Stated exercise:
Output the records exactly as they appear, with no pictures included.
○ ○ ○
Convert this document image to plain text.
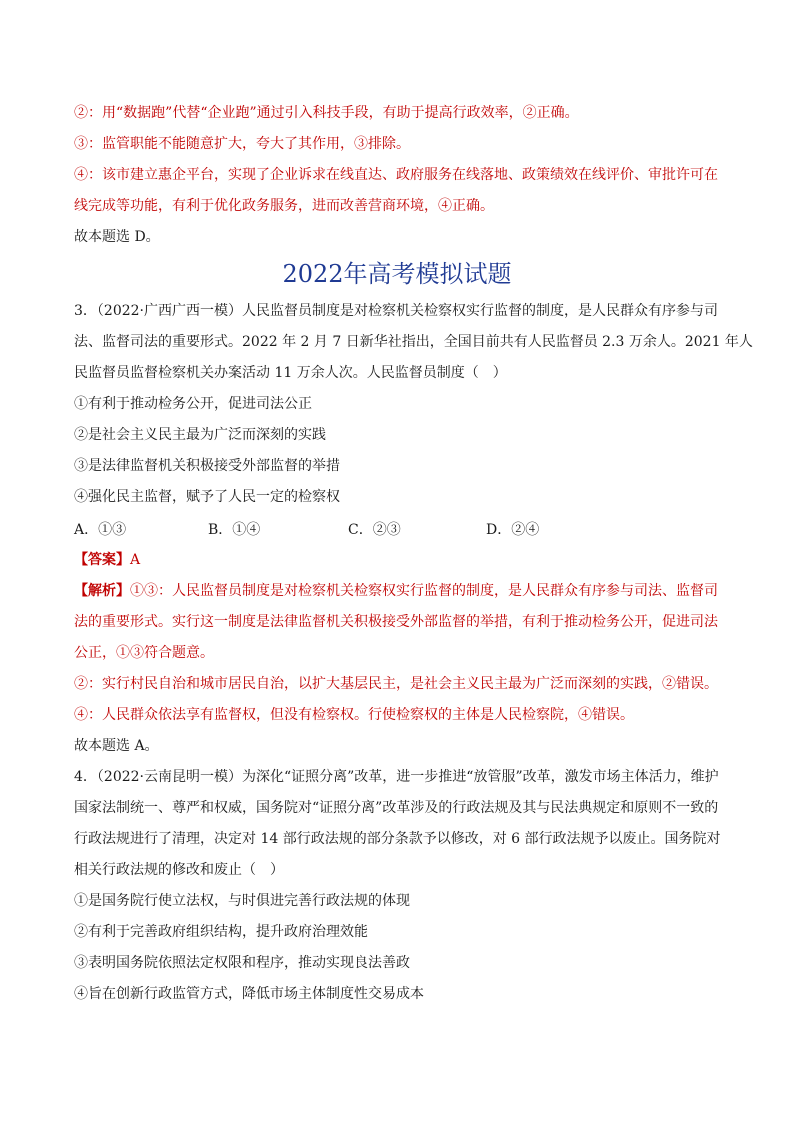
②：用“数据跑”代替“企业跑”通过引入科技手段，有助于提高行政效率，②正确。
③：监管职能不能随意扩大，夸大了其作用，③排除。
④：该市建立惠企平台，实现了企业诉求在线直达、政府服务在线落地、政策绩效在线评价、审批许可在
线完成等功能，有利于优化政务服务，进而改善营商环境，④正确。
故本题选 D。
2022年高考模拟试题
3．（2022·广西广西一模）人民监督员制度是对检察机关检察权实行监督的制度，是人民群众有序参与司
法、监督司法的重要形式。2022 年 2 月 7 日新华社指出，全国目前共有人民监督员 2.3 万余人。2021 年人
民监督员监督检察机关办案活动 11 万余人次。人民监督员制度（　）
①有利于推动检务公开，促进司法公正
②是社会主义民主最为广泛而深刻的实践
③是法律监督机关积极接受外部监督的举措
④强化民主监督，赋予了人民一定的检察权
A．①③	B．①④	C．②③	D．②④
【答案】A
【解析】①③：人民监督员制度是对检察机关检察权实行监督的制度，是人民群众有序参与司法、监督司
法的重要形式。实行这一制度是法律监督机关积极接受外部监督的举措，有利于推动检务公开，促进司法
公正，①③符合题意。
②：实行村民自治和城市居民自治，以扩大基层民主，是社会主义民主最为广泛而深刻的实践，②错误。
④：人民群众依法享有监督权，但没有检察权。行使检察权的主体是人民检察院，④错误。
故本题选 A。
4．（2022·云南昆明一模）为深化“证照分离”改革，进一步推进“放管服”改革，激发市场主体活力，维护
国家法制统一、尊严和权威，国务院对“证照分离”改革涉及的行政法规及其与民法典规定和原则不一致的
行政法规进行了清理，决定对 14 部行政法规的部分条款予以修改，对 6 部行政法规予以废止。国务院对
相关行政法规的修改和废止（　）
①是国务院行使立法权，与时俱进完善行政法规的体现
②有利于完善政府组织结构，提升政府治理效能
③表明国务院依照法定权限和程序，推动实现良法善政
④旨在创新行政监管方式，降低市场主体制度性交易成本
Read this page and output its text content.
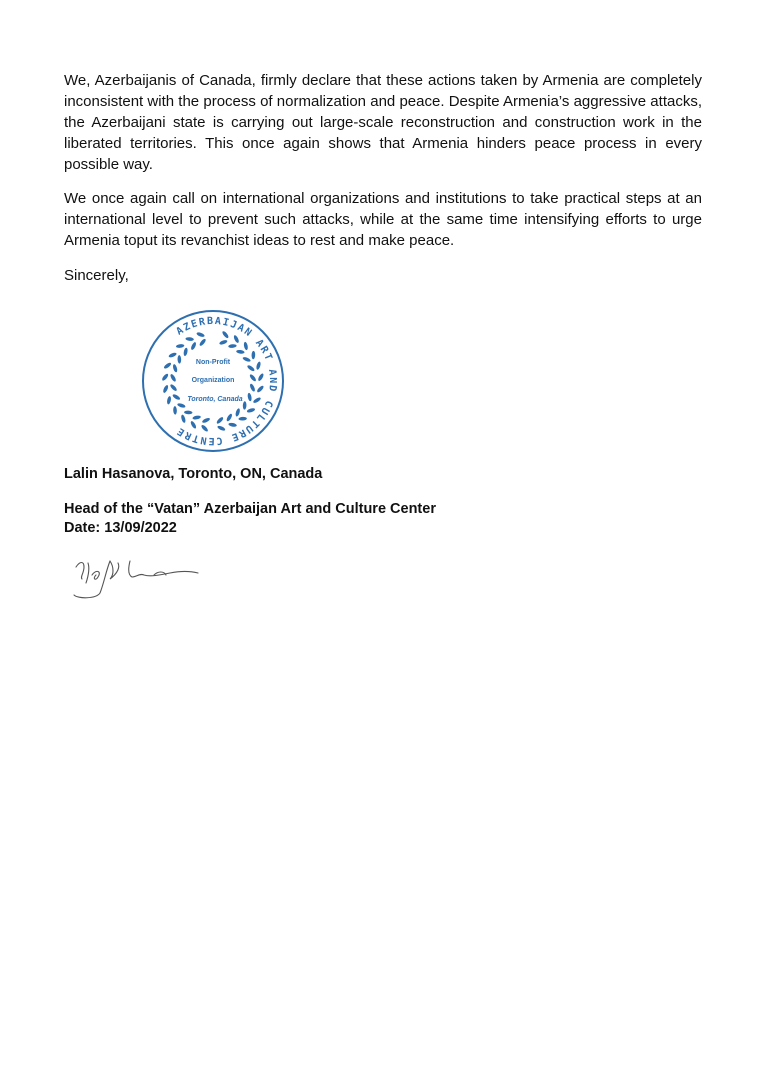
We, Azerbaijanis of Canada, firmly declare that these actions taken by Armenia are completely inconsistent with the process of normalization and peace. Despite Armenia’s aggressive attacks, the Azerbaijani state is carrying out large-scale reconstruction and construction work in the liberated territories. This once again shows that Armenia hinders peace process in every possible way.

We once again call on international organizations and institutions to take practical steps at an international level to prevent such attacks, while at the same time intensifying efforts to urge Armenia toput its revanchist ideas to rest and make peace.

Sincerely,

AZERBAIJAN ART AND CULTURE CENTRE
Non-Profit
Organization
Toronto, Canada

Lalin Hasanova, Toronto, ON, Canada

Head of the “Vatan” Azerbaijan Art and Culture Center

Date: 13/09/2022
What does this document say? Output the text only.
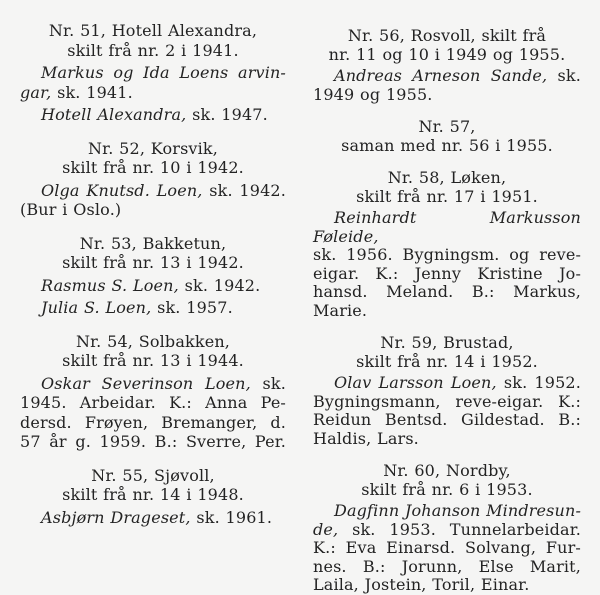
Nr. 51, Hotell Alexandra,
skilt frå nr. 2 i 1941.
Markus og Ida Loens arvin-
gar, sk. 1941.
Hotell Alexandra, sk. 1947.
Nr. 52, Korsvik,
skilt frå nr. 10 i 1942.
Olga Knutsd. Loen, sk. 1942.
(Bur i Oslo.)
Nr. 53, Bakketun,
skilt frå nr. 13 i 1942.
Rasmus S. Loen, sk. 1942.
Julia S. Loen, sk. 1957.
Nr. 54, Solbakken,
skilt frå nr. 13 i 1944.
Oskar Severinson Loen, sk.
1945. Arbeidar. K.: Anna Pe-
dersd. Frøyen, Bremanger, d.
57 år g. 1959. B.: Sverre, Per.
Nr. 55, Sjøvoll,
skilt frå nr. 14 i 1948.
Asbjørn Drageset, sk. 1961.
Nr. 56, Rosvoll, skilt frå
nr. 11 og 10 i 1949 og 1955.
Andreas Arneson Sande, sk.
1949 og 1955.
Nr. 57,
saman med nr. 56 i 1955.
Nr. 58, Løken,
skilt frå nr. 17 i 1951.
Reinhardt Markusson Føleide,
sk. 1956. Bygningsm. og reve-
eigar. K.: Jenny Kristine Jo-
hansd. Meland. B.: Markus,
Marie.
Nr. 59, Brustad,
skilt frå nr. 14 i 1952.
Olav Larsson Loen, sk. 1952.
Bygningsmann, reve-eigar. K.:
Reidun Bentsd. Gildestad. B.:
Haldis, Lars.
Nr. 60, Nordby,
skilt frå nr. 6 i 1953.
Dagfinn Johanson Mindresun-
de, sk. 1953. Tunnelarbeidar.
K.: Eva Einarsd. Solvang, Fur-
nes. B.: Jorunn, Else Marit,
Laila, Jostein, Toril, Einar.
○ ○ ○
The answer:
Convert this document image to plain text.
②：用“数据跑”代替“企业跑”通过引入科技手段，有助于提高行政效率，②正确。
③：监管职能不能随意扩大，夸大了其作用，③排除。
④：该市建立惠企平台，实现了企业诉求在线直达、政府服务在线落地、政策绩效在线评价、审批许可在
线完成等功能，有利于优化政务服务，进而改善营商环境，④正确。
故本题选 D。
2022年高考模拟试题
3．（2022·广西广西一模）人民监督员制度是对检察机关检察权实行监督的制度，是人民群众有序参与司
法、监督司法的重要形式。2022 年 2 月 7 日新华社指出，全国目前共有人民监督员 2.3 万余人。2021 年人
民监督员监督检察机关办案活动 11 万余人次。人民监督员制度（　）
①有利于推动检务公开，促进司法公正
②是社会主义民主最为广泛而深刻的实践
③是法律监督机关积极接受外部监督的举措
④强化民主监督，赋予了人民一定的检察权
A．①③	B．①④	C．②③	D．②④
【答案】A
【解析】①③：人民监督员制度是对检察机关检察权实行监督的制度，是人民群众有序参与司法、监督司
法的重要形式。实行这一制度是法律监督机关积极接受外部监督的举措，有利于推动检务公开，促进司法
公正，①③符合题意。
②：实行村民自治和城市居民自治，以扩大基层民主，是社会主义民主最为广泛而深刻的实践，②错误。
④：人民群众依法享有监督权，但没有检察权。行使检察权的主体是人民检察院，④错误。
故本题选 A。
4．（2022·云南昆明一模）为深化“证照分离”改革，进一步推进“放管服”改革，激发市场主体活力，维护
国家法制统一、尊严和权威，国务院对“证照分离”改革涉及的行政法规及其与民法典规定和原则不一致的
行政法规进行了清理，决定对 14 部行政法规的部分条款予以修改，对 6 部行政法规予以废止。国务院对
相关行政法规的修改和废止（　）
①是国务院行使立法权，与时俱进完善行政法规的体现
②有利于完善政府组织结构，提升政府治理效能
③表明国务院依照法定权限和程序，推动实现良法善政
④旨在创新行政监管方式，降低市场主体制度性交易成本
Read this page and output its text content.
We, Azerbaijanis of Canada, firmly declare that these actions taken by Armenia are completely inconsistent with the process of normalization and peace. Despite Armenia’s aggressive attacks, the Azerbaijani state is carrying out large-scale reconstruction and construction work in the liberated territories. This once again shows that Armenia hinders peace process in every possible way.

We once again call on international organizations and institutions to take practical steps at an international level to prevent such attacks, while at the same time intensifying efforts to urge Armenia toput its revanchist ideas to rest and make peace.

Sincerely,

AZERBAIJAN ART AND CULTURE CENTRE
Non-Profit
Organization
Toronto, Canada

Lalin Hasanova, Toronto, ON, Canada

Head of the “Vatan” Azerbaijan Art and Culture Center

Date: 13/09/2022
What does this document say? Output the text only.
Nr. 51, Hotell Alexandra,
skilt frå nr. 2 i 1941.
Markus og Ida Loens arvin-
gar, sk. 1941.
Hotell Alexandra, sk. 1947.
Nr. 52, Korsvik,
skilt frå nr. 10 i 1942.
Olga Knutsd. Loen, sk. 1942.
(Bur i Oslo.)
Nr. 53, Bakketun,
skilt frå nr. 13 i 1942.
Rasmus S. Loen, sk. 1942.
Julia S. Loen, sk. 1957.
Nr. 54, Solbakken,
skilt frå nr. 13 i 1944.
Oskar Severinson Loen, sk.
1945. Arbeidar. K.: Anna Pe-
dersd. Frøyen, Bremanger, d.
57 år g. 1959. B.: Sverre, Per.
Nr. 55, Sjøvoll,
skilt frå nr. 14 i 1948.
Asbjørn Drageset, sk. 1961.
Nr. 56, Rosvoll, skilt frå
nr. 11 og 10 i 1949 og 1955.
Andreas Arneson Sande, sk.
1949 og 1955.
Nr. 57,
saman med nr. 56 i 1955.
Nr. 58, Løken,
skilt frå nr. 17 i 1951.
Reinhardt Markusson Føleide,
sk. 1956. Bygningsm. og reve-
eigar. K.: Jenny Kristine Jo-
hansd. Meland. B.: Markus,
Marie.
Nr. 59, Brustad,
skilt frå nr. 14 i 1952.
Olav Larsson Loen, sk. 1952.
Bygningsmann, reve-eigar. K.:
Reidun Bentsd. Gildestad. B.:
Haldis, Lars.
Nr. 60, Nordby,
skilt frå nr. 6 i 1953.
Dagfinn Johanson Mindresun-
de, sk. 1953. Tunnelarbeidar.
K.: Eva Einarsd. Solvang, Fur-
nes. B.: Jorunn, Else Marit,
Laila, Jostein, Toril, Einar.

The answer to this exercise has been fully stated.